> **STATED PROBLEM**
In the material below, list every line carrying the string "öffentliche".

> **DATA PROVIDED**
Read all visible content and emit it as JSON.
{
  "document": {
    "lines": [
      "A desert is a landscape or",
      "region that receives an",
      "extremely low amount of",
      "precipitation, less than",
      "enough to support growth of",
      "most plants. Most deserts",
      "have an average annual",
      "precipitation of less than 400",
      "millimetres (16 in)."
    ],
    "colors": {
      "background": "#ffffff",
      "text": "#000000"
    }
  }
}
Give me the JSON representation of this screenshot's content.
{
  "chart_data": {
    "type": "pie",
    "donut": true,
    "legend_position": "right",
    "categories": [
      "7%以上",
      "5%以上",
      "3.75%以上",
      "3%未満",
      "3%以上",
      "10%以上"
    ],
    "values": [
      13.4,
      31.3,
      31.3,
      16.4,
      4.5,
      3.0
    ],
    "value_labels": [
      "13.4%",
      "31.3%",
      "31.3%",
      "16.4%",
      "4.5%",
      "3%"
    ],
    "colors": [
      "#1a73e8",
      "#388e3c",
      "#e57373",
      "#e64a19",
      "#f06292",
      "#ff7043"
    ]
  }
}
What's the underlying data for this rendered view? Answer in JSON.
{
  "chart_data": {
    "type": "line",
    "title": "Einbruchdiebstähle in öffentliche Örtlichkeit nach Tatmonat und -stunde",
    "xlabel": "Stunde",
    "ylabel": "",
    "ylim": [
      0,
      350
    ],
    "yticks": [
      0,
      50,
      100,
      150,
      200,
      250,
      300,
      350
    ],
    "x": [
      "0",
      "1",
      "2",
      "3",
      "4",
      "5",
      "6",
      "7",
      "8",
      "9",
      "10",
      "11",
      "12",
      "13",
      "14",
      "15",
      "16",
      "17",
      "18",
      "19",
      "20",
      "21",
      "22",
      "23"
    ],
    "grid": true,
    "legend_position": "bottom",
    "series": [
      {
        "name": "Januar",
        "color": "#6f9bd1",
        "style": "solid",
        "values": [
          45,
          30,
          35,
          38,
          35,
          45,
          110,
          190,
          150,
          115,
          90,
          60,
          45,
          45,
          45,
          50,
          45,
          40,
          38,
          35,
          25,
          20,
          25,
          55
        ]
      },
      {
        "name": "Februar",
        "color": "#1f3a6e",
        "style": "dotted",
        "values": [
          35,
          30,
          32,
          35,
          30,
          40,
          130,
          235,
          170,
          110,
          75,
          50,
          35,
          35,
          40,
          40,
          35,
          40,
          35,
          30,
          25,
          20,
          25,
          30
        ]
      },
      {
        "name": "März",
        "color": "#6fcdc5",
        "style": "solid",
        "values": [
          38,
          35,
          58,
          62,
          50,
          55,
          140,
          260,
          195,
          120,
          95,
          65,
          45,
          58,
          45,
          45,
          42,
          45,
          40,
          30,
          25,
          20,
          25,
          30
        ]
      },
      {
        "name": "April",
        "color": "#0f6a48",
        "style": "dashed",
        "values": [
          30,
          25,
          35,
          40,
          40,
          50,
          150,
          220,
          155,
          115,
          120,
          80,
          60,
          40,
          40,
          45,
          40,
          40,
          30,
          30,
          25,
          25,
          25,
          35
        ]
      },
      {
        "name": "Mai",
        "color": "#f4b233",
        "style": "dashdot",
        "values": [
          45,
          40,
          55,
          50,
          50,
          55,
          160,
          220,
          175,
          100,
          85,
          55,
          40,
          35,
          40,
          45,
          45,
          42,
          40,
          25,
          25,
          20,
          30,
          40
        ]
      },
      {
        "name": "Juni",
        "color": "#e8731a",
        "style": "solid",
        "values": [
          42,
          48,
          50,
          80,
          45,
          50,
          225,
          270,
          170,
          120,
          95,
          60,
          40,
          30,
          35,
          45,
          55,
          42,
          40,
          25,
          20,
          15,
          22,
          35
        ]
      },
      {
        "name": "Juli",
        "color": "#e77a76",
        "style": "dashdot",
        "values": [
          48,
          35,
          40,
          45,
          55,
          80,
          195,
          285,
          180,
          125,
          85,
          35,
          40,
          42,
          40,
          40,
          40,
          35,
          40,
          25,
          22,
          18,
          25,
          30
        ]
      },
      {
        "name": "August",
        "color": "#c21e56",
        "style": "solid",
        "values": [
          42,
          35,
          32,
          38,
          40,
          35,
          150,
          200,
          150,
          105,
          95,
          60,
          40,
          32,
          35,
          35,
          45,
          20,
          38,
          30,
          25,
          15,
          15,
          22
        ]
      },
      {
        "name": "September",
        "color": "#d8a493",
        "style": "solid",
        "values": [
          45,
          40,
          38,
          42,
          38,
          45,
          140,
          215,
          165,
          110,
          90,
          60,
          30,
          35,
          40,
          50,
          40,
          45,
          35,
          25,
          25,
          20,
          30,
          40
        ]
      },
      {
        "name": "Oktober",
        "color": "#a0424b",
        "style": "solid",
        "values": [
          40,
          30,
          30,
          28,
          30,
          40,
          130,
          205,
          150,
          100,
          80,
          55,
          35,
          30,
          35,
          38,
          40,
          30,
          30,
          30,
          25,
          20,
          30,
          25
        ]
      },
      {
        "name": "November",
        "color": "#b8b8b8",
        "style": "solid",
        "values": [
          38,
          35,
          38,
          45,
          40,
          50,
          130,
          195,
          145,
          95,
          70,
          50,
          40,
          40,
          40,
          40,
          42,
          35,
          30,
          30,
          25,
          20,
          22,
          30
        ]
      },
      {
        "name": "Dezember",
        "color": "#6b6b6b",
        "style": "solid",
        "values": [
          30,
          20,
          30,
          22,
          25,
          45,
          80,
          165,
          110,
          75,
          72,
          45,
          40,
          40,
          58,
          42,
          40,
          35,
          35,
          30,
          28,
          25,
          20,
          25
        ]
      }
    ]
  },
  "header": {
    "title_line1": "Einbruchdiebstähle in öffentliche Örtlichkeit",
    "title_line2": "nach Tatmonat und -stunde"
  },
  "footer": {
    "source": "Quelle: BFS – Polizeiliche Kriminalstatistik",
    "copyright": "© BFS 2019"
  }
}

> **WRITTEN ANSWER**
    "title": "Einbruchdiebstähle in öffentliche Örtlichkeit nach Tatmonat und -stunde",
    "title_line1": "Einbruchdiebstähle in öffentliche Örtlichkeit",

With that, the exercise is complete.